WORK INSTRUCTIONS:
Pick out the lines below that contain the string "chevron" and copy them all.

(Excerpt from a dataset)
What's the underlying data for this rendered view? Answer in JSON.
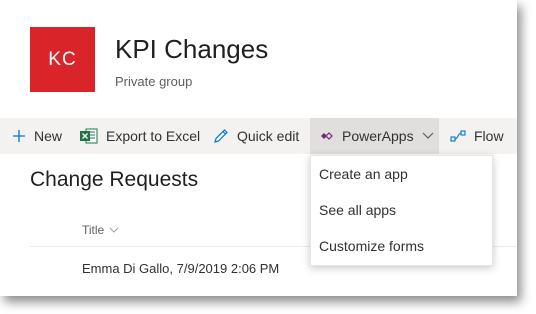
{
  "site": {
    "logo_text": "KC",
    "logo_color": "#d9252a",
    "title": "KPI Changes",
    "subtitle": "Private group"
  },
  "commandbar": {
    "new_label": "New",
    "export_label": "Export to Excel",
    "quickedit_label": "Quick edit",
    "powerapps_label": "PowerApps",
    "flow_label": "Flow"
  },
  "list": {
    "title": "Change Requests",
    "column_title": "Title",
    "rows": [
      "Emma Di Gallo, 7/9/2019 2:06 PM"
    ]
  },
  "powerapps_menu": {
    "items": [
      "Create an app",
      "See all apps",
      "Customize forms"
    ]
  },
  "icons": {
    "new": "plus-icon",
    "export": "excel-icon",
    "quickedit": "pencil-icon",
    "powerapps": "powerapps-icon",
    "dropdown": "chevron-down-icon",
    "flow": "flow-icon",
    "sort": "chevron-down-icon"
  },
  "colors": {
    "accent": "#0078d4",
    "excel": "#217346"
  }
}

TASK ANSWER:
    "dropdown": "chevron-down-icon",
    "sort": "chevron-down-icon"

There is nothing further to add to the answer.